▶ Description of the task: Write out each record below exactly as it appears, with no pictures.

Dataset records:
BEGIN

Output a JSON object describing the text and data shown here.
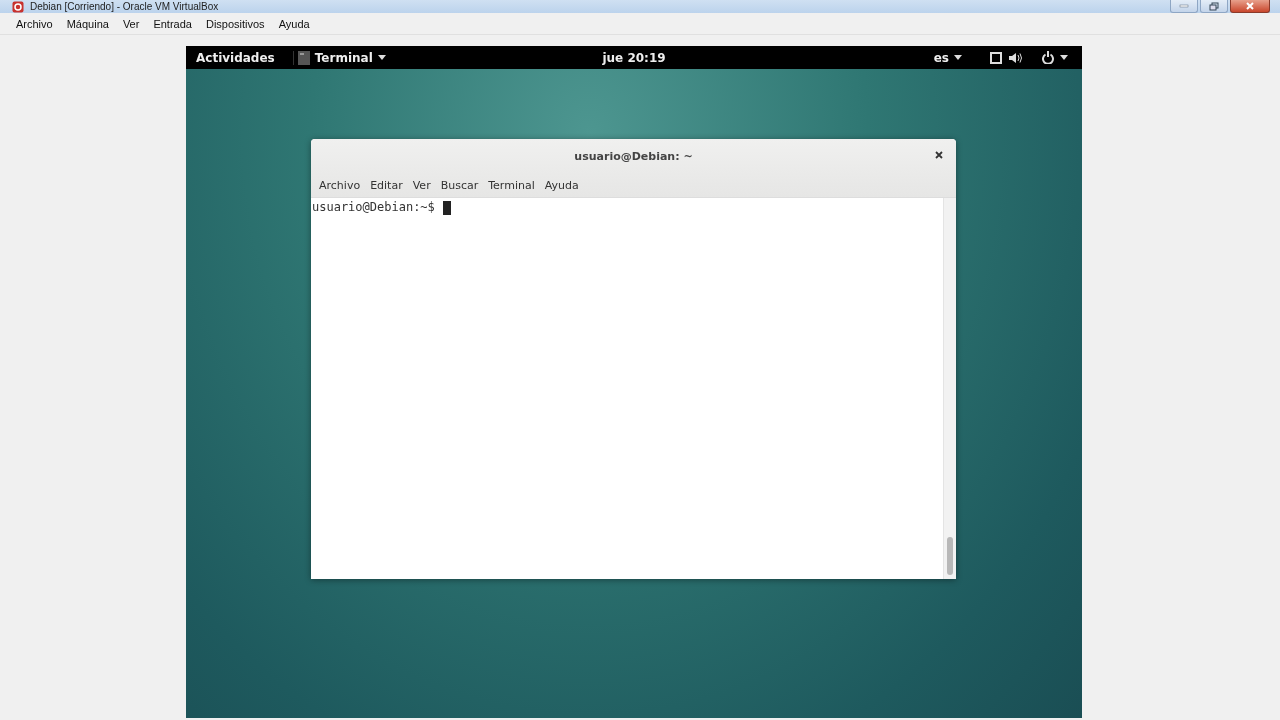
{
  "host_window": {
    "title": "Debian [Corriendo] - Oracle VM VirtualBox",
    "menu": [
      "Archivo",
      "Máquina",
      "Ver",
      "Entrada",
      "Dispositivos",
      "Ayuda"
    ]
  },
  "top_bar": {
    "activities": "Actividades",
    "app_menu": "Terminal",
    "clock": "jue 20:19",
    "input_source": "es"
  },
  "terminal": {
    "title": "usuario@Debian: ~",
    "menu": [
      "Archivo",
      "Editar",
      "Ver",
      "Buscar",
      "Terminal",
      "Ayuda"
    ],
    "prompt": "usuario@Debian:~$"
  }
}
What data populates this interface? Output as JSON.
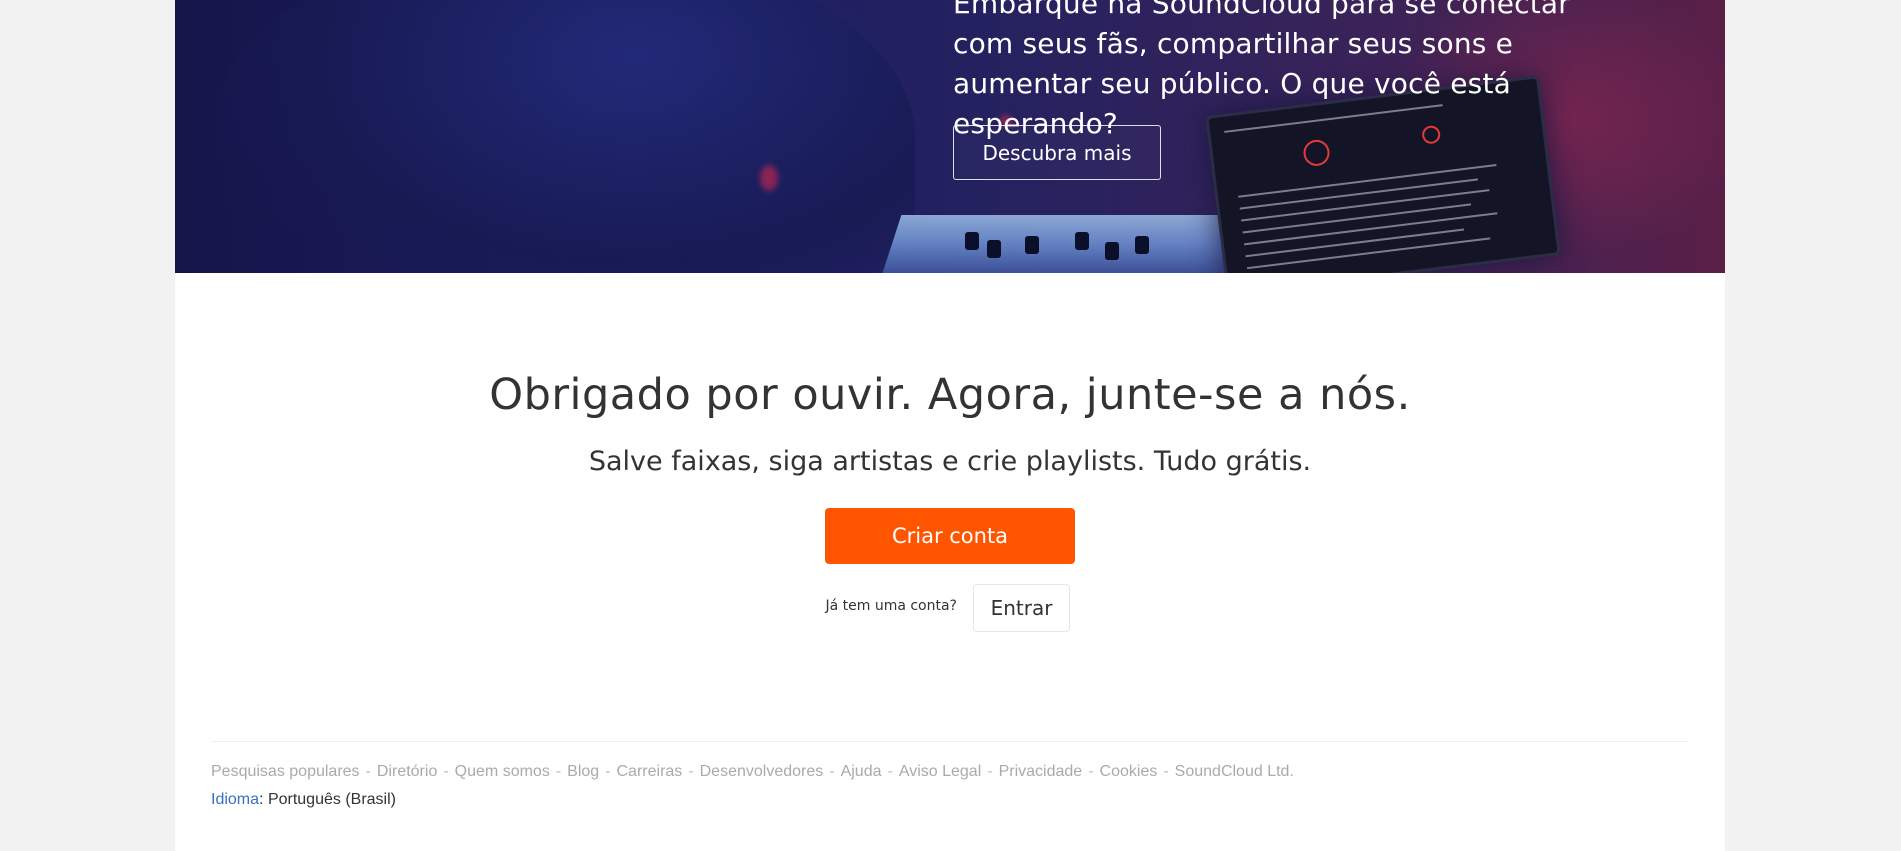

END

▶ Result for this task:
Output a JSON object describing the text and data shown here.
{
  "host_window": {
    "title": "Debian [Corriendo] - Oracle VM VirtualBox",
    "menu": [
      "Archivo",
      "Máquina",
      "Ver",
      "Entrada",
      "Dispositivos",
      "Ayuda"
    ]
  },
  "top_bar": {
    "activities": "Actividades",
    "app_menu": "Terminal",
    "clock": "jue 20:19",
    "input_source": "es"
  },
  "terminal": {
    "title": "usuario@Debian: ~",
    "menu": [
      "Archivo",
      "Editar",
      "Ver",
      "Buscar",
      "Terminal",
      "Ayuda"
    ],
    "prompt": "usuario@Debian:~$"
  }
}
What data populates this interface? Output as JSON.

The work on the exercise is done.